YOUR GOAL ▸ Every record must be written out once more, with nothing added or omitted.

begin MATERIAL FOR THE TASK

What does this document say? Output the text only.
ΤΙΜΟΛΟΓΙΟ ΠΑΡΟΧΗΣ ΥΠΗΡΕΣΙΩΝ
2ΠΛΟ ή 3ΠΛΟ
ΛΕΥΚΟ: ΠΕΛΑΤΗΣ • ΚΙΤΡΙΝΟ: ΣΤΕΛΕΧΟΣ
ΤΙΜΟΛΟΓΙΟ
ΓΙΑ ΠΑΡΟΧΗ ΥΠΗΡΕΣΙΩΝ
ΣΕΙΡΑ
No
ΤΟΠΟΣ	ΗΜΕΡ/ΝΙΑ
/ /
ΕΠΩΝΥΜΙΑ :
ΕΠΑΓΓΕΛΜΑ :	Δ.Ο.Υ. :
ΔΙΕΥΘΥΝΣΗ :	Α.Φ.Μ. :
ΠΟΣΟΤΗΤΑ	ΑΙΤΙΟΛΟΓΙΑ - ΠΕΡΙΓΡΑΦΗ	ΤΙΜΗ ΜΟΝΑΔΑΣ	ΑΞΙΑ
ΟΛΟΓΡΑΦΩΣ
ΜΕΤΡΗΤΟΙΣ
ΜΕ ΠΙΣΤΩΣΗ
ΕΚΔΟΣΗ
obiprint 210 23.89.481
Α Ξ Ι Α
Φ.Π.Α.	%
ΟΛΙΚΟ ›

end MATERIAL FOR THE TASK

ANSWER TO THE PROBLEM ▸
What does this document say? Output the text only.
ΤΙΜΟΛΟΓΙΟ ΠΑΡΟΧΗΣ ΥΠΗΡΕΣΙΩΝ
2ΠΛΟ ή 3ΠΛΟ
ΛΕΥΚΟ: ΠΕΛΑΤΗΣ • ΚΙΤΡΙΝΟ: ΣΤΕΛΕΧΟΣ
ΤΙΜΟΛΟΓΙΟ
ΓΙΑ ΠΑΡΟΧΗ ΥΠΗΡΕΣΙΩΝ
ΣΕΙΡΑ
No
ΤΟΠΟΣ	ΗΜΕΡ/ΝΙΑ
/ /
ΕΠΩΝΥΜΙΑ :
ΕΠΑΓΓΕΛΜΑ :	Δ.Ο.Υ. :
ΔΙΕΥΘΥΝΣΗ :	Α.Φ.Μ. :
ΠΟΣΟΤΗΤΑ	ΑΙΤΙΟΛΟΓΙΑ - ΠΕΡΙΓΡΑΦΗ	ΤΙΜΗ ΜΟΝΑΔΑΣ	ΑΞΙΑ
ΟΛΟΓΡΑΦΩΣ
ΜΕΤΡΗΤΟΙΣ
ΜΕ ΠΙΣΤΩΣΗ
ΕΚΔΟΣΗ
obiprint 210 23.89.481
Α Ξ Ι Α
Φ.Π.Α.	%
ΟΛΙΚΟ ›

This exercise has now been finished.